[start of MATERIAL SUPPLIED]

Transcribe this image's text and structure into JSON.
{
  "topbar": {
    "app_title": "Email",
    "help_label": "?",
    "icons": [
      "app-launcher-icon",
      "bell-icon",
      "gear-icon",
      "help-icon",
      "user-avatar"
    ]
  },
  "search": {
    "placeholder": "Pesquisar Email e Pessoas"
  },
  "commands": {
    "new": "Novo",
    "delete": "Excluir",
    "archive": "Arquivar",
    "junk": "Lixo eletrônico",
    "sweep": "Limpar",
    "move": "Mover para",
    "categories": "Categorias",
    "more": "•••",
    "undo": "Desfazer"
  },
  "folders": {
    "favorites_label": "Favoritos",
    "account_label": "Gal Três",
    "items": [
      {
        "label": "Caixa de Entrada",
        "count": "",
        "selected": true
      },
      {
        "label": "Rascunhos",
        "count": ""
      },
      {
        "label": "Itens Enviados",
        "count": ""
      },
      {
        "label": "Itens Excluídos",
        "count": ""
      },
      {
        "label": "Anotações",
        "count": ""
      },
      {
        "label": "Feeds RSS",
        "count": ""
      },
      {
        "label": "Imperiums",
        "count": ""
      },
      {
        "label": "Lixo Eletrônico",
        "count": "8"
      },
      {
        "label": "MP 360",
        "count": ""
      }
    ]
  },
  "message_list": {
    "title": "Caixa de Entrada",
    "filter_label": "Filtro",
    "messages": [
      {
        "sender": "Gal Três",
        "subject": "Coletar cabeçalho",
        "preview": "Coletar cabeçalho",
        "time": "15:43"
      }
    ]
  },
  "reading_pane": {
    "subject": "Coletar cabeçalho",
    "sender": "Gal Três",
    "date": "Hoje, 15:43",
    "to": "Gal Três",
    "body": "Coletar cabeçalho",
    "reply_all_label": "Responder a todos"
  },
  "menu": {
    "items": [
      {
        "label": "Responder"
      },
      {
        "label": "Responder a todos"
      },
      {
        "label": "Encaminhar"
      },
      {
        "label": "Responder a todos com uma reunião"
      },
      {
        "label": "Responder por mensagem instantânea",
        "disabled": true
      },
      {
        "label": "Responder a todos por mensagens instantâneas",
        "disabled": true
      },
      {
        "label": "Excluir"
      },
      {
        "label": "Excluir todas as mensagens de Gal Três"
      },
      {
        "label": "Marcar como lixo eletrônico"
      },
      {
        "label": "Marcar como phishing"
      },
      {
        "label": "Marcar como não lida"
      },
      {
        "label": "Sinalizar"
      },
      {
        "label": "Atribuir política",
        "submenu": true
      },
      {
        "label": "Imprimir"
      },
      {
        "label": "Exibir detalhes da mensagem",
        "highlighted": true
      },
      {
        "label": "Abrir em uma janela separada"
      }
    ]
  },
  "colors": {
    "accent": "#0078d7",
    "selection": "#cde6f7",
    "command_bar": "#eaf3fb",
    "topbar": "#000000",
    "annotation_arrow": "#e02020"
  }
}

[end of MATERIAL SUPPLIED]

- OBJECTIVE
Reproduce the entries above in full by retyping them exactly.

- FINAL RESULT
Transcribe this image's text and structure into JSON.
{
  "topbar": {
    "app_title": "Email",
    "help_label": "?",
    "icons": [
      "app-launcher-icon",
      "bell-icon",
      "gear-icon",
      "help-icon",
      "user-avatar"
    ]
  },
  "search": {
    "placeholder": "Pesquisar Email e Pessoas"
  },
  "commands": {
    "new": "Novo",
    "delete": "Excluir",
    "archive": "Arquivar",
    "junk": "Lixo eletrônico",
    "sweep": "Limpar",
    "move": "Mover para",
    "categories": "Categorias",
    "more": "•••",
    "undo": "Desfazer"
  },
  "folders": {
    "favorites_label": "Favoritos",
    "account_label": "Gal Três",
    "items": [
      {
        "label": "Caixa de Entrada",
        "count": "",
        "selected": true
      },
      {
        "label": "Rascunhos",
        "count": ""
      },
      {
        "label": "Itens Enviados",
        "count": ""
      },
      {
        "label": "Itens Excluídos",
        "count": ""
      },
      {
        "label": "Anotações",
        "count": ""
      },
      {
        "label": "Feeds RSS",
        "count": ""
      },
      {
        "label": "Imperiums",
        "count": ""
      },
      {
        "label": "Lixo Eletrônico",
        "count": "8"
      },
      {
        "label": "MP 360",
        "count": ""
      }
    ]
  },
  "message_list": {
    "title": "Caixa de Entrada",
    "filter_label": "Filtro",
    "messages": [
      {
        "sender": "Gal Três",
        "subject": "Coletar cabeçalho",
        "preview": "Coletar cabeçalho",
        "time": "15:43"
      }
    ]
  },
  "reading_pane": {
    "subject": "Coletar cabeçalho",
    "sender": "Gal Três",
    "date": "Hoje, 15:43",
    "to": "Gal Três",
    "body": "Coletar cabeçalho",
    "reply_all_label": "Responder a todos"
  },
  "menu": {
    "items": [
      {
        "label": "Responder"
      },
      {
        "label": "Responder a todos"
      },
      {
        "label": "Encaminhar"
      },
      {
        "label": "Responder a todos com uma reunião"
      },
      {
        "label": "Responder por mensagem instantânea",
        "disabled": true
      },
      {
        "label": "Responder a todos por mensagens instantâneas",
        "disabled": true
      },
      {
        "label": "Excluir"
      },
      {
        "label": "Excluir todas as mensagens de Gal Três"
      },
      {
        "label": "Marcar como lixo eletrônico"
      },
      {
        "label": "Marcar como phishing"
      },
      {
        "label": "Marcar como não lida"
      },
      {
        "label": "Sinalizar"
      },
      {
        "label": "Atribuir política",
        "submenu": true
      },
      {
        "label": "Imprimir"
      },
      {
        "label": "Exibir detalhes da mensagem",
        "highlighted": true
      },
      {
        "label": "Abrir em uma janela separada"
      }
    ]
  },
  "colors": {
    "accent": "#0078d7",
    "selection": "#cde6f7",
    "command_bar": "#eaf3fb",
    "topbar": "#000000",
    "annotation_arrow": "#e02020"
  }
}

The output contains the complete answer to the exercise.